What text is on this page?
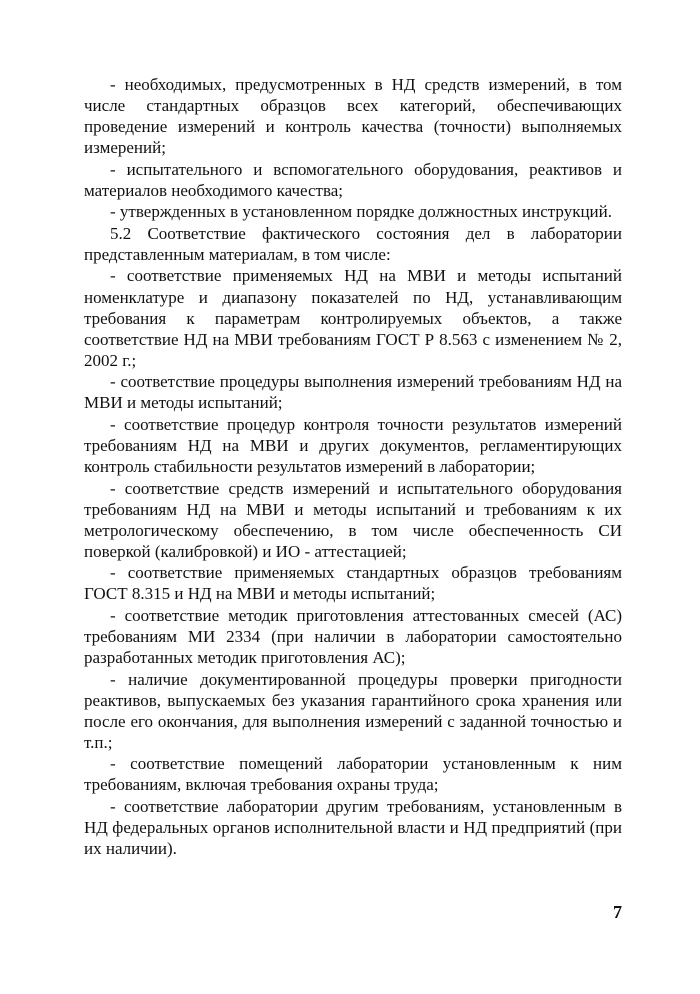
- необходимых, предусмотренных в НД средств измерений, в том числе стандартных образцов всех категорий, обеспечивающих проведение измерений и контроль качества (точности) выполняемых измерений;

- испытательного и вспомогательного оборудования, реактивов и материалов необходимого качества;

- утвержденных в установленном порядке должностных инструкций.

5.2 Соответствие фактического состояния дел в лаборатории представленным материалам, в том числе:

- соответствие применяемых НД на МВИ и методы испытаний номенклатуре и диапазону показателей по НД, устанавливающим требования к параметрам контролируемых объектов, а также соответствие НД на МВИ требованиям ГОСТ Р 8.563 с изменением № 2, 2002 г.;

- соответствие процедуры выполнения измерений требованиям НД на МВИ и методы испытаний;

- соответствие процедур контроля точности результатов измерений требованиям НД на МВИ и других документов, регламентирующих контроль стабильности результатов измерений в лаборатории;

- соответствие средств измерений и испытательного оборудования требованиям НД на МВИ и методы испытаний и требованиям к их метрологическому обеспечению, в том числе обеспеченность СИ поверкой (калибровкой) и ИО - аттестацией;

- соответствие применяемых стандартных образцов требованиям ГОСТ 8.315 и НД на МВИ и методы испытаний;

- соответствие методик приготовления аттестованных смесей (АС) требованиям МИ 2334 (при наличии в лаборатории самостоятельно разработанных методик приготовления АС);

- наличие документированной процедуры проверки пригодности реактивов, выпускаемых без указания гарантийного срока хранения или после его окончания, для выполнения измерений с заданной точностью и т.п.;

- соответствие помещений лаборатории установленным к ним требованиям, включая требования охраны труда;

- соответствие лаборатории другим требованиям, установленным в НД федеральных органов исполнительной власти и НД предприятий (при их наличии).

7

+ + + +

§ WHAT IS ASKED
Say only how many lines in the records carry the word "образцов".

§ FULL OUTPUT
2